[Data items]
— start —
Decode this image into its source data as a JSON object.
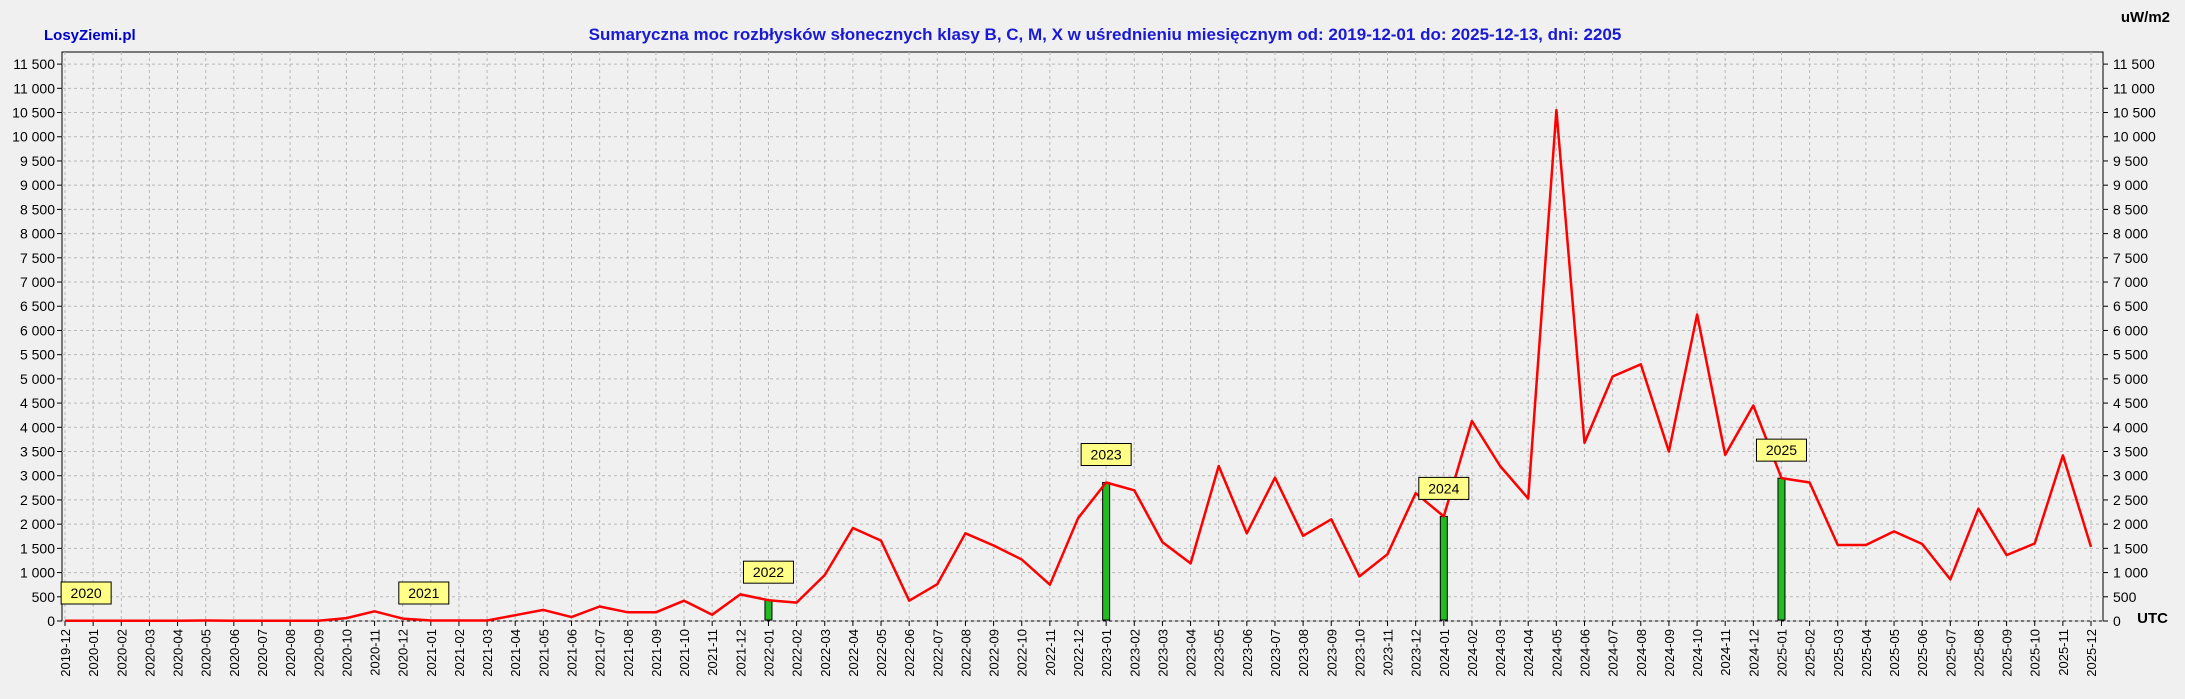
{
  "brand": "LosyZiemi.pl",
  "colors": {
    "brand": "#0000cc",
    "title": "#1a1ad4",
    "line": "#ff0000",
    "bar": "#22bb22",
    "bar_border": "#000000",
    "tag_fill": "#ffff88",
    "grid": "#b8b8b8",
    "plot_bg": "#f0f0f0"
  },
  "chart_data": {
    "type": "line",
    "title": "Sumaryczna moc rozbłysków słonecznych klasy B, C, M, X w uśrednieniu miesięcznym od: 2019-12-01 do: 2025-12-13, dni: 2205",
    "ylabel": "uW/m2",
    "xlabel": "UTC",
    "ylim": [
      0,
      11750
    ],
    "grid": true,
    "y_ticks": [
      0,
      500,
      1000,
      1500,
      2000,
      2500,
      3000,
      3500,
      4000,
      4500,
      5000,
      5500,
      6000,
      6500,
      7000,
      7500,
      8000,
      8500,
      9000,
      9500,
      10000,
      10500,
      11000,
      11500
    ],
    "y_tick_labels": [
      "0",
      "500",
      "1 000",
      "1 500",
      "2 000",
      "2 500",
      "3 000",
      "3 500",
      "4 000",
      "4 500",
      "5 000",
      "5 500",
      "6 000",
      "6 500",
      "7 000",
      "7 500",
      "8 000",
      "8 500",
      "9 000",
      "9 500",
      "10 000",
      "10 500",
      "11 000",
      "11 500"
    ],
    "categories": [
      "2019-12",
      "2020-01",
      "2020-02",
      "2020-03",
      "2020-04",
      "2020-05",
      "2020-06",
      "2020-07",
      "2020-08",
      "2020-09",
      "2020-10",
      "2020-11",
      "2020-12",
      "2021-01",
      "2021-02",
      "2021-03",
      "2021-04",
      "2021-05",
      "2021-06",
      "2021-07",
      "2021-08",
      "2021-09",
      "2021-10",
      "2021-11",
      "2021-12",
      "2022-01",
      "2022-02",
      "2022-03",
      "2022-04",
      "2022-05",
      "2022-06",
      "2022-07",
      "2022-08",
      "2022-09",
      "2022-10",
      "2022-11",
      "2022-12",
      "2023-01",
      "2023-02",
      "2023-03",
      "2023-04",
      "2023-05",
      "2023-06",
      "2023-07",
      "2023-08",
      "2023-09",
      "2023-10",
      "2023-11",
      "2023-12",
      "2024-01",
      "2024-02",
      "2024-03",
      "2024-04",
      "2024-05",
      "2024-06",
      "2024-07",
      "2024-08",
      "2024-09",
      "2024-10",
      "2024-11",
      "2024-12",
      "2025-01",
      "2025-02",
      "2025-03",
      "2025-04",
      "2025-05",
      "2025-06",
      "2025-07",
      "2025-08",
      "2025-09",
      "2025-10",
      "2025-11",
      "2025-12"
    ],
    "series": [
      {
        "values": [
          5,
          5,
          5,
          5,
          5,
          10,
          5,
          5,
          5,
          5,
          60,
          200,
          50,
          10,
          10,
          10,
          120,
          230,
          80,
          300,
          180,
          180,
          420,
          130,
          550,
          430,
          380,
          950,
          1920,
          1660,
          420,
          760,
          1810,
          1560,
          1270,
          750,
          2120,
          2860,
          2700,
          1630,
          1190,
          3200,
          1810,
          2960,
          1760,
          2100,
          920,
          1380,
          2640,
          2160,
          4130,
          3200,
          2530,
          10550,
          3680,
          5050,
          5300,
          3500,
          6330,
          3430,
          4450,
          2950,
          2860,
          1570,
          1570,
          1850,
          1590,
          860,
          2320,
          1360,
          1600,
          3420,
          1530
        ]
      }
    ],
    "year_markers": [
      {
        "label": "2020",
        "index": 1,
        "value": 0
      },
      {
        "label": "2021",
        "index": 13,
        "value": 0
      },
      {
        "label": "2022",
        "index": 25,
        "value": 430
      },
      {
        "label": "2023",
        "index": 37,
        "value": 2860
      },
      {
        "label": "2024",
        "index": 49,
        "value": 2160
      },
      {
        "label": "2025",
        "index": 61,
        "value": 2950
      }
    ]
  }
}
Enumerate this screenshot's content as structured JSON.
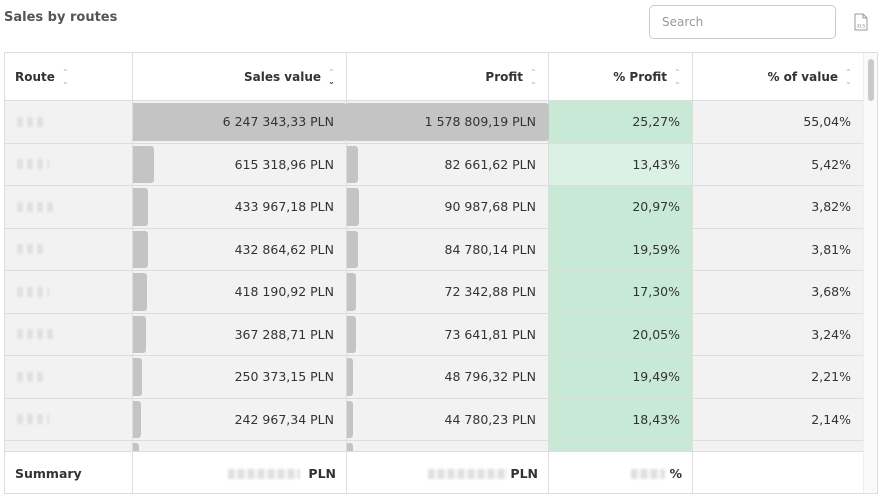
{
  "title": "Sales by routes",
  "search": {
    "placeholder": "Search"
  },
  "export_icon": "xls-export-icon",
  "columns": [
    {
      "label": "Route"
    },
    {
      "label": "Sales value"
    },
    {
      "label": "Profit"
    },
    {
      "label": "% Profit"
    },
    {
      "label": "% of value"
    }
  ],
  "sort": {
    "column": "Sales value",
    "direction": "descending"
  },
  "colors": {
    "bar": "#c4c4c4",
    "profit_high": "#c8e9d6",
    "profit_low": "#dcf1e5",
    "row_bg": "#f2f2f2"
  },
  "rows": [
    {
      "sales": "6 247 343,33 PLN",
      "profit": "1 578 809,19 PLN",
      "pct_profit": "25,27%",
      "pct_value": "55,04%",
      "share": 1.0,
      "profit_share": 1.0,
      "profit_shade": "high"
    },
    {
      "sales": "615 318,96 PLN",
      "profit": "82 661,62 PLN",
      "pct_profit": "13,43%",
      "pct_value": "5,42%",
      "share": 0.0985,
      "profit_share": 0.0524,
      "profit_shade": "low"
    },
    {
      "sales": "433 967,18 PLN",
      "profit": "90 987,68 PLN",
      "pct_profit": "20,97%",
      "pct_value": "3,82%",
      "share": 0.0695,
      "profit_share": 0.0576,
      "profit_shade": "high"
    },
    {
      "sales": "432 864,62 PLN",
      "profit": "84 780,14 PLN",
      "pct_profit": "19,59%",
      "pct_value": "3,81%",
      "share": 0.0693,
      "profit_share": 0.0537,
      "profit_shade": "high"
    },
    {
      "sales": "418 190,92 PLN",
      "profit": "72 342,88 PLN",
      "pct_profit": "17,30%",
      "pct_value": "3,68%",
      "share": 0.0669,
      "profit_share": 0.0458,
      "profit_shade": "high"
    },
    {
      "sales": "367 288,71 PLN",
      "profit": "73 641,81 PLN",
      "pct_profit": "20,05%",
      "pct_value": "3,24%",
      "share": 0.0588,
      "profit_share": 0.0466,
      "profit_shade": "high"
    },
    {
      "sales": "250 373,15 PLN",
      "profit": "48 796,32 PLN",
      "pct_profit": "19,49%",
      "pct_value": "2,21%",
      "share": 0.0401,
      "profit_share": 0.0309,
      "profit_shade": "high"
    },
    {
      "sales": "242 967,34 PLN",
      "profit": "44 780,23 PLN",
      "pct_profit": "18,43%",
      "pct_value": "2,14%",
      "share": 0.0389,
      "profit_share": 0.0284,
      "profit_shade": "high"
    },
    {
      "sales": "",
      "profit": "",
      "pct_profit": "",
      "pct_value": "",
      "share": 0.03,
      "profit_share": 0.025,
      "profit_shade": "high"
    }
  ],
  "summary": {
    "label": "Summary",
    "sales_unit": "PLN",
    "profit_unit": "PLN",
    "pct_unit": "%"
  }
}
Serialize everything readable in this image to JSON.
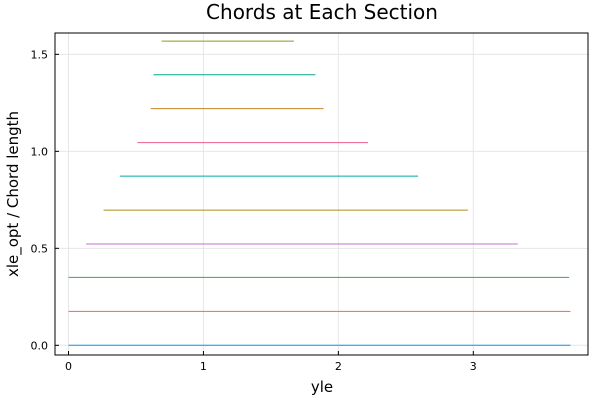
{
  "chart_data": {
    "type": "line",
    "title": "Chords at Each Section",
    "xlabel": "yle",
    "ylabel": "xle_opt / Chord length",
    "xlim": [
      -0.1,
      3.85
    ],
    "ylim": [
      -0.05,
      1.61
    ],
    "xticks": [
      0,
      1,
      2,
      3
    ],
    "yticks": [
      0.0,
      0.5,
      1.0,
      1.5
    ],
    "xtick_labels": [
      "0",
      "1",
      "2",
      "3"
    ],
    "ytick_labels": [
      "0.0",
      "0.5",
      "1.0",
      "1.5"
    ],
    "grid": true,
    "legend": "none",
    "series": [
      {
        "color": "#009AFA",
        "x": [
          0.0,
          3.72
        ],
        "y": [
          0.0,
          0.0
        ]
      },
      {
        "color": "#E36F47",
        "x": [
          0.0,
          3.72
        ],
        "y": [
          0.175,
          0.175
        ]
      },
      {
        "color": "#3EA44E",
        "x": [
          0.0,
          3.71
        ],
        "y": [
          0.35,
          0.35
        ]
      },
      {
        "color": "#C371D2",
        "x": [
          0.13,
          3.33
        ],
        "y": [
          0.522,
          0.522
        ]
      },
      {
        "color": "#AC8D18",
        "x": [
          0.26,
          2.96
        ],
        "y": [
          0.697,
          0.697
        ]
      },
      {
        "color": "#00A9AD",
        "x": [
          0.38,
          2.59
        ],
        "y": [
          0.872,
          0.872
        ]
      },
      {
        "color": "#ED5D92",
        "x": [
          0.51,
          2.22
        ],
        "y": [
          1.045,
          1.045
        ]
      },
      {
        "color": "#C68225",
        "x": [
          0.61,
          1.89
        ],
        "y": [
          1.22,
          1.22
        ]
      },
      {
        "color": "#00A98D",
        "x": [
          0.63,
          1.83
        ],
        "y": [
          1.395,
          1.395
        ]
      },
      {
        "color": "#8E971D",
        "x": [
          0.69,
          1.67
        ],
        "y": [
          1.568,
          1.568
        ]
      }
    ]
  }
}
— end —
* Given instruction: Read the entries and select each line where the word "this" is found.

* Solution to the problem:
Decode this image into its source data as a JSON object.
Enumerate this screenshot's content as structured JSON.
Serialize everything readable in this image to JSON.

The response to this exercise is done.